- Goal of the exercise
Reproduce each of the lines word for word.

[Stored dataset items]
↓↓↓

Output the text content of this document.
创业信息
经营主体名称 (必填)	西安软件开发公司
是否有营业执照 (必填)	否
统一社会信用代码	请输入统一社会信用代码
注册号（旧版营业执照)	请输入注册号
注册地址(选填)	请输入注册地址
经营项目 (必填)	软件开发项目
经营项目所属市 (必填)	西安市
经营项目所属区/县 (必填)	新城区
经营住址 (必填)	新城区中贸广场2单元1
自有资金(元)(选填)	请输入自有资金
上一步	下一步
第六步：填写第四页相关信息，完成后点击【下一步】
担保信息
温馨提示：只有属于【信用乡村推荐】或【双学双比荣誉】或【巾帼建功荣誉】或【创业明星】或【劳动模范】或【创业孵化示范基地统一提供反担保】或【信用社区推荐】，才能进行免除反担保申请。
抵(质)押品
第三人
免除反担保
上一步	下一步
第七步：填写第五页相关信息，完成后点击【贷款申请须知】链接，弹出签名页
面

↑↑↑

- Task output
Output the text content of this document.
创业信息
经营主体名称 (必填)	西安软件开发公司
是否有营业执照 (必填)	否
统一社会信用代码	请输入统一社会信用代码
注册号（旧版营业执照)	请输入注册号
注册地址(选填)	请输入注册地址
经营项目 (必填)	软件开发项目
经营项目所属市 (必填)	西安市
经营项目所属区/县 (必填)	新城区
经营住址 (必填)	新城区中贸广场2单元1
自有资金(元)(选填)	请输入自有资金
上一步	下一步
第六步：填写第四页相关信息，完成后点击【下一步】
担保信息
温馨提示：只有属于【信用乡村推荐】或【双学双比荣誉】或【巾帼建功荣誉】或【创业明星】或【劳动模范】或【创业孵化示范基地统一提供反担保】或【信用社区推荐】，才能进行免除反担保申请。
抵(质)押品
第三人
免除反担保
上一步	下一步
第七步：填写第五页相关信息，完成后点击【贷款申请须知】链接，弹出签名页
面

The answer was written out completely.